Locate the string "ylabel" in the records below. Copy every line where it occurs.

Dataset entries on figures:
* Begin *
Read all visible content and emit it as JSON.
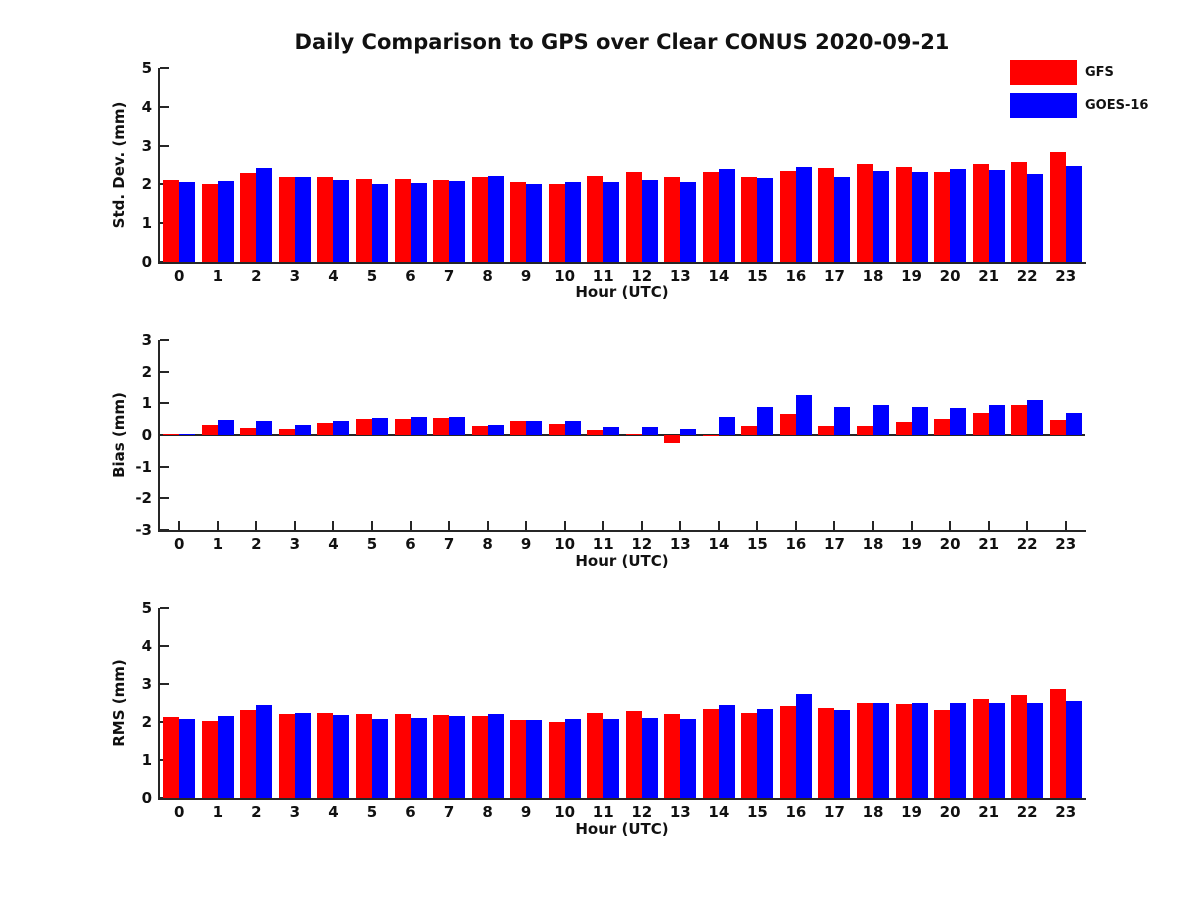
{
  "title": "Daily Comparison to GPS over Clear CONUS 2020-09-21",
  "legend": {
    "position": "top-right",
    "items": [
      {
        "label": "GFS",
        "color": "#ff0000"
      },
      {
        "label": "GOES-16",
        "color": "#0000ff"
      }
    ]
  },
  "colors": {
    "gfs": "#ff0000",
    "goes16": "#0000ff",
    "axis": "#262626",
    "text": "#111111"
  },
  "chart_data": [
    {
      "type": "bar",
      "panel": "std_dev",
      "title": "",
      "xlabel": "Hour (UTC)",
      "ylabel": "Std. Dev. (mm)",
      "ylim": [
        0,
        5
      ],
      "yticks": [
        0,
        1,
        2,
        3,
        4,
        5
      ],
      "grid": false,
      "legend_position": "top-right",
      "categories": [
        "0",
        "1",
        "2",
        "3",
        "4",
        "5",
        "6",
        "7",
        "8",
        "9",
        "10",
        "11",
        "12",
        "13",
        "14",
        "15",
        "16",
        "17",
        "18",
        "19",
        "20",
        "21",
        "22",
        "23"
      ],
      "series": [
        {
          "name": "GFS",
          "color": "#ff0000",
          "values": [
            2.12,
            2.02,
            2.3,
            2.2,
            2.2,
            2.14,
            2.14,
            2.12,
            2.18,
            2.05,
            2.02,
            2.22,
            2.31,
            2.2,
            2.33,
            2.2,
            2.35,
            2.41,
            2.52,
            2.44,
            2.32,
            2.52,
            2.57,
            2.84
          ]
        },
        {
          "name": "GOES-16",
          "color": "#0000ff",
          "values": [
            2.07,
            2.1,
            2.43,
            2.2,
            2.12,
            2.02,
            2.03,
            2.08,
            2.21,
            2.02,
            2.07,
            2.05,
            2.11,
            2.07,
            2.4,
            2.17,
            2.45,
            2.2,
            2.35,
            2.31,
            2.39,
            2.38,
            2.26,
            2.48
          ]
        }
      ]
    },
    {
      "type": "bar",
      "panel": "bias",
      "title": "",
      "xlabel": "Hour (UTC)",
      "ylabel": "Bias (mm)",
      "ylim": [
        -3,
        3
      ],
      "yticks": [
        -3,
        -2,
        -1,
        0,
        1,
        2,
        3
      ],
      "grid": false,
      "zero_line": true,
      "categories": [
        "0",
        "1",
        "2",
        "3",
        "4",
        "5",
        "6",
        "7",
        "8",
        "9",
        "10",
        "11",
        "12",
        "13",
        "14",
        "15",
        "16",
        "17",
        "18",
        "19",
        "20",
        "21",
        "22",
        "23"
      ],
      "series": [
        {
          "name": "GFS",
          "color": "#ff0000",
          "values": [
            0.02,
            0.32,
            0.22,
            0.18,
            0.37,
            0.51,
            0.5,
            0.55,
            0.27,
            0.43,
            0.36,
            0.17,
            0.02,
            -0.24,
            -0.03,
            0.27,
            0.65,
            0.28,
            0.3,
            0.4,
            0.5,
            0.7,
            0.95,
            0.48
          ]
        },
        {
          "name": "GOES-16",
          "color": "#0000ff",
          "values": [
            0.03,
            0.47,
            0.44,
            0.32,
            0.43,
            0.54,
            0.57,
            0.56,
            0.31,
            0.45,
            0.44,
            0.25,
            0.26,
            0.19,
            0.58,
            0.88,
            1.25,
            0.87,
            0.95,
            0.9,
            0.85,
            0.95,
            1.12,
            0.7
          ]
        }
      ]
    },
    {
      "type": "bar",
      "panel": "rms",
      "title": "",
      "xlabel": "Hour (UTC)",
      "ylabel": "RMS (mm)",
      "ylim": [
        0,
        5
      ],
      "yticks": [
        0,
        1,
        2,
        3,
        4,
        5
      ],
      "grid": false,
      "categories": [
        "0",
        "1",
        "2",
        "3",
        "4",
        "5",
        "6",
        "7",
        "8",
        "9",
        "10",
        "11",
        "12",
        "13",
        "14",
        "15",
        "16",
        "17",
        "18",
        "19",
        "20",
        "21",
        "22",
        "23"
      ],
      "series": [
        {
          "name": "GFS",
          "color": "#ff0000",
          "values": [
            2.13,
            2.02,
            2.31,
            2.22,
            2.25,
            2.2,
            2.21,
            2.18,
            2.16,
            2.04,
            2.01,
            2.24,
            2.28,
            2.2,
            2.33,
            2.25,
            2.42,
            2.38,
            2.51,
            2.47,
            2.32,
            2.6,
            2.72,
            2.86
          ]
        },
        {
          "name": "GOES-16",
          "color": "#0000ff",
          "values": [
            2.07,
            2.15,
            2.46,
            2.24,
            2.18,
            2.09,
            2.11,
            2.16,
            2.21,
            2.04,
            2.07,
            2.07,
            2.1,
            2.07,
            2.44,
            2.33,
            2.74,
            2.32,
            2.49,
            2.5,
            2.51,
            2.51,
            2.51,
            2.54
          ]
        }
      ]
    }
  ]
}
* End *
EXERCISE RESPONSE:
      "ylabel": "Std. Dev. (mm)",
      "ylabel": "Bias (mm)",
      "ylabel": "RMS (mm)",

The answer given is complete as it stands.